### Provided records ###

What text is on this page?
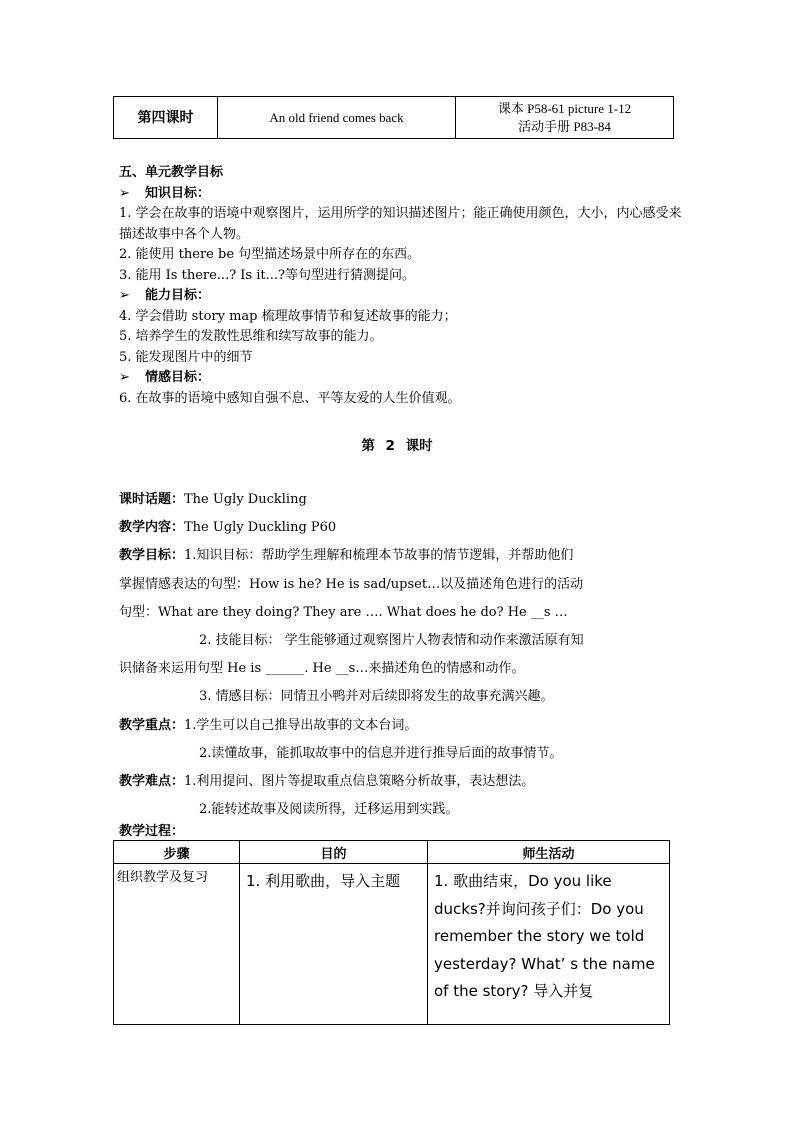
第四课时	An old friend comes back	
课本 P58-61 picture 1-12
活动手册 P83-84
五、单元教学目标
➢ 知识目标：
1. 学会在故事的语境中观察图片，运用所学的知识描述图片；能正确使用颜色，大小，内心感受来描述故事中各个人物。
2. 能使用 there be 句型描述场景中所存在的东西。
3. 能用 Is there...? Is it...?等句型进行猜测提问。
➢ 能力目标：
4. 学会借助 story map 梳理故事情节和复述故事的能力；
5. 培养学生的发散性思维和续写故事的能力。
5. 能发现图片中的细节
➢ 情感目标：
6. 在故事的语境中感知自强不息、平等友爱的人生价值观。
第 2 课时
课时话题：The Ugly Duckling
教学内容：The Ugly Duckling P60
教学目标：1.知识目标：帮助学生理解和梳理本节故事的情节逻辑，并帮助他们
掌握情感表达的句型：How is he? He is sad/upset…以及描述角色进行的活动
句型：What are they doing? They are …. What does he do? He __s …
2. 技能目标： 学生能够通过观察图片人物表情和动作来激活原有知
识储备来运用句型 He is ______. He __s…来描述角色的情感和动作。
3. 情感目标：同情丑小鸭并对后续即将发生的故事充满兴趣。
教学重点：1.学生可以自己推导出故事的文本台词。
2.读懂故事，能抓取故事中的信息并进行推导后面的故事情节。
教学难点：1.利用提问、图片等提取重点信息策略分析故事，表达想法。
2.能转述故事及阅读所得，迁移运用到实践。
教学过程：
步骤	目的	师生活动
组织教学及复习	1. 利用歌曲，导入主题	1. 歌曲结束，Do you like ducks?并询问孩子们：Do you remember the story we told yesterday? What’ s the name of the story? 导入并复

###

§ What to do
Repeat verbatim all the material, but not the pictures.

§ Written solution
What text is on this page?
第四课时	An old friend comes back	
课本 P58-61 picture 1-12
活动手册 P83-84
五、单元教学目标
➢ 知识目标：
1. 学会在故事的语境中观察图片，运用所学的知识描述图片；能正确使用颜色，大小，内心感受来描述故事中各个人物。
2. 能使用 there be 句型描述场景中所存在的东西。
3. 能用 Is there...? Is it...?等句型进行猜测提问。
➢ 能力目标：
4. 学会借助 story map 梳理故事情节和复述故事的能力；
5. 培养学生的发散性思维和续写故事的能力。
5. 能发现图片中的细节
➢ 情感目标：
6. 在故事的语境中感知自强不息、平等友爱的人生价值观。
第 2 课时
课时话题：The Ugly Duckling
教学内容：The Ugly Duckling P60
教学目标：1.知识目标：帮助学生理解和梳理本节故事的情节逻辑，并帮助他们
掌握情感表达的句型：How is he? He is sad/upset…以及描述角色进行的活动
句型：What are they doing? They are …. What does he do? He __s …
2. 技能目标： 学生能够通过观察图片人物表情和动作来激活原有知
识储备来运用句型 He is ______. He __s…来描述角色的情感和动作。
3. 情感目标：同情丑小鸭并对后续即将发生的故事充满兴趣。
教学重点：1.学生可以自己推导出故事的文本台词。
2.读懂故事，能抓取故事中的信息并进行推导后面的故事情节。
教学难点：1.利用提问、图片等提取重点信息策略分析故事，表达想法。
2.能转述故事及阅读所得，迁移运用到实践。
教学过程：
步骤	目的	师生活动
组织教学及复习	1. 利用歌曲，导入主题	1. 歌曲结束，Do you like ducks?并询问孩子们：Do you remember the story we told yesterday? What’ s the name of the story? 导入并复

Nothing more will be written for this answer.